- [TEXTE DU DOCUMENT]:
______

- La rigueur analytique est essentielle, mais doit rester connectée au réel terrain (vous aurez rarement 100% de visibilité à l’avance… et ce n’est pas grave).
- Un ROI négatif à court terme n’est pas en soi un échec : il peut révéler la nécessité d’un temps d’apprentissage ou un palier structurel à dépasser (accélération après premiers relais locaux).
- L’instauration d’une culture du suivi, de la remontée terrain (retours agents, clients, partenaires), est plus précieuse qu’un modèle mathématique pur.
- Le partage des expériences dans des groupes professionnels (Fédération des Exportateurs de Vins et Spiritueux, syndicats régionaux, clubs d’exportateurs) reste une source précieuse de comparaisons et de retours terrains souvent plus utiles que les benchmarks “tout faits”.

______

- [MATÉRIEL FOURNI]:
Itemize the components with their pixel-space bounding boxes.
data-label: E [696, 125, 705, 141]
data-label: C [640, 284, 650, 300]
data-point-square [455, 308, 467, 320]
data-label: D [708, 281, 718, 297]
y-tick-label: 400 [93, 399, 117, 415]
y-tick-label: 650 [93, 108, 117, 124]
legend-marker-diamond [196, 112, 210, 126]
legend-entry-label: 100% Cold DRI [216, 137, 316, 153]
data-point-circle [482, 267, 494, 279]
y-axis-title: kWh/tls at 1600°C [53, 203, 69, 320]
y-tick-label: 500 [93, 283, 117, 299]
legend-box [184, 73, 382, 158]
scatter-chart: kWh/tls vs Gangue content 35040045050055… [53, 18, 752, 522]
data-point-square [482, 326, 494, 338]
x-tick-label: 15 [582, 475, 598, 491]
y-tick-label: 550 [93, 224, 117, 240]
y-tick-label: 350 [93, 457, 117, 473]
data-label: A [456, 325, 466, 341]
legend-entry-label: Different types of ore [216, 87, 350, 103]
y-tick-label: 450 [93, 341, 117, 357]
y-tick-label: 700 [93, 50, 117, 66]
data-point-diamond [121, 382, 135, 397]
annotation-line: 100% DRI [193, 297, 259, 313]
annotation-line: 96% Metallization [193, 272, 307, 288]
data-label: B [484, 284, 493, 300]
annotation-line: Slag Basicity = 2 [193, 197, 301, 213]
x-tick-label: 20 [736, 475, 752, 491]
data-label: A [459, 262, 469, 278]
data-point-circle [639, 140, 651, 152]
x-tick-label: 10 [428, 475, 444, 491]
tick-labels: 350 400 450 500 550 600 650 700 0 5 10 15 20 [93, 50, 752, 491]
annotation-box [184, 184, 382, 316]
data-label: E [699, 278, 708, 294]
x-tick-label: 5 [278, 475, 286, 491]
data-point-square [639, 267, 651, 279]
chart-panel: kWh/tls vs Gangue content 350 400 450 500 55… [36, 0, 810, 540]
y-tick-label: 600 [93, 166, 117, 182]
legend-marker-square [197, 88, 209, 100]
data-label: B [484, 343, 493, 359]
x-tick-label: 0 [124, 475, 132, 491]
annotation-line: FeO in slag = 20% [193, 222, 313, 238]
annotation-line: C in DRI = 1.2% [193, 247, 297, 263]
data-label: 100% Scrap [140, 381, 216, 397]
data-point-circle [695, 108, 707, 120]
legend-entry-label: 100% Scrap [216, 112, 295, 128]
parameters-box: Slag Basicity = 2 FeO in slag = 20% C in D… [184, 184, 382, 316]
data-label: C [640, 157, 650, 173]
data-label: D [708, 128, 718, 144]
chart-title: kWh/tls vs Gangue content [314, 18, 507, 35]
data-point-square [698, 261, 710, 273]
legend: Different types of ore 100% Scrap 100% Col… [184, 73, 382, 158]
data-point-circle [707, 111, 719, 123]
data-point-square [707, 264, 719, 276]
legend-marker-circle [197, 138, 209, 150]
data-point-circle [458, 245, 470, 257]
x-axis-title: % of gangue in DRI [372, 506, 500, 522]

______

- [CONSIGNE]:
Recopiez tout le texte du document, mot pour mot, sans rien changer.

- [RÉPONSE]:
- La rigueur analytique est essentielle, mais doit rester connectée au réel terrain (vous aurez rarement 100% de visibilité à l’avance… et ce n’est pas grave).
- Un ROI négatif à court terme n’est pas en soi un échec : il peut révéler la nécessité d’un temps d’apprentissage ou un palier structurel à dépasser (accélération après premiers relais locaux).
- L’instauration d’une culture du suivi, de la remontée terrain (retours agents, clients, partenaires), est plus précieuse qu’un modèle mathématique pur.
- Le partage des expériences dans des groupes professionnels (Fédération des Exportateurs de Vins et Spiritueux, syndicats régionaux, clubs d’exportateurs) reste une source précieuse de comparaisons et de retours terrains souvent plus utiles que les benchmarks “tout faits”.